- [Problem details]: Repeat the data below exactly, dropping any pictures it holds.

Start of Records provided

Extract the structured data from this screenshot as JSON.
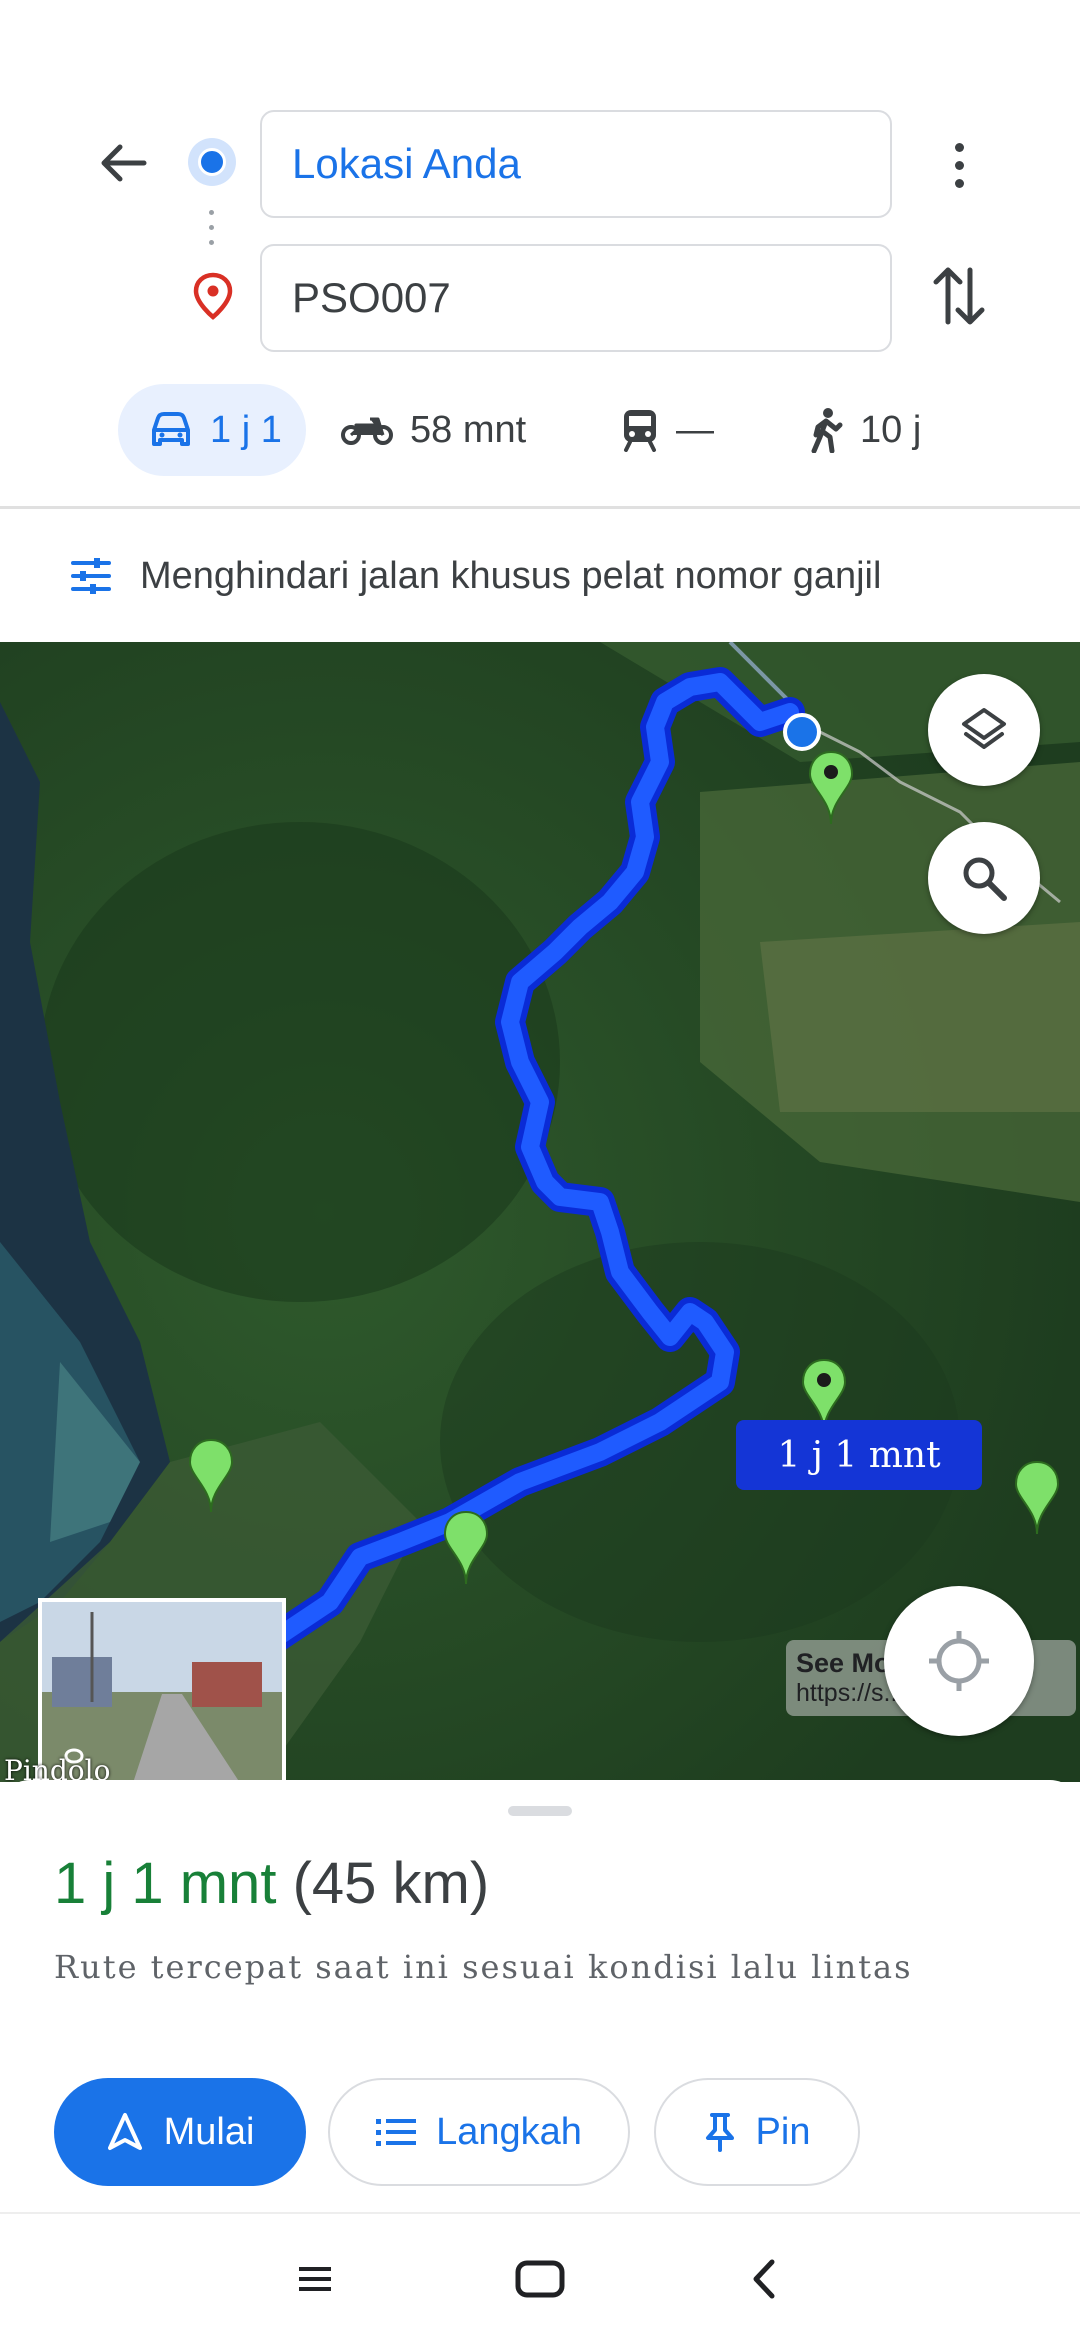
{
  "directions": {
    "origin": "Lokasi Anda",
    "destination": "PSO007"
  },
  "modes": [
    {
      "id": "car",
      "label": "1 j 1",
      "active": true
    },
    {
      "id": "motorcycle",
      "label": "58 mnt",
      "active": false
    },
    {
      "id": "transit",
      "label": "—",
      "active": false
    },
    {
      "id": "walk",
      "label": "10 j",
      "active": false
    }
  ],
  "options": {
    "label": "Menghindari jalan khusus pelat nomor ganjil"
  },
  "map": {
    "eta_chip": "1 j 1 mnt",
    "see_more_title": "See More",
    "see_more_url": "https://s...App/Home",
    "place_label": "Pindolo",
    "route_color": "#1a3cff"
  },
  "summary": {
    "duration": "1 j 1 mnt",
    "distance": "(45 km)",
    "subtitle": "Rute tercepat saat ini sesuai kondisi lalu lintas"
  },
  "actions": {
    "start": "Mulai",
    "steps": "Langkah",
    "pin": "Pin"
  },
  "colors": {
    "accent": "#1a73e8",
    "duration_green": "#188038",
    "active_mode_bg": "#e8f0fe",
    "destination_red": "#d93025"
  }
}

End of Records provided

- [Output for this task]:
Extract the structured data from this screenshot as JSON.
{
  "directions": {
    "origin": "Lokasi Anda",
    "destination": "PSO007"
  },
  "modes": [
    {
      "id": "car",
      "label": "1 j 1",
      "active": true
    },
    {
      "id": "motorcycle",
      "label": "58 mnt",
      "active": false
    },
    {
      "id": "transit",
      "label": "—",
      "active": false
    },
    {
      "id": "walk",
      "label": "10 j",
      "active": false
    }
  ],
  "options": {
    "label": "Menghindari jalan khusus pelat nomor ganjil"
  },
  "map": {
    "eta_chip": "1 j 1 mnt",
    "see_more_title": "See More",
    "see_more_url": "https://s...App/Home",
    "place_label": "Pindolo",
    "route_color": "#1a3cff"
  },
  "summary": {
    "duration": "1 j 1 mnt",
    "distance": "(45 km)",
    "subtitle": "Rute tercepat saat ini sesuai kondisi lalu lintas"
  },
  "actions": {
    "start": "Mulai",
    "steps": "Langkah",
    "pin": "Pin"
  },
  "colors": {
    "accent": "#1a73e8",
    "duration_green": "#188038",
    "active_mode_bg": "#e8f0fe",
    "destination_red": "#d93025"
  }
}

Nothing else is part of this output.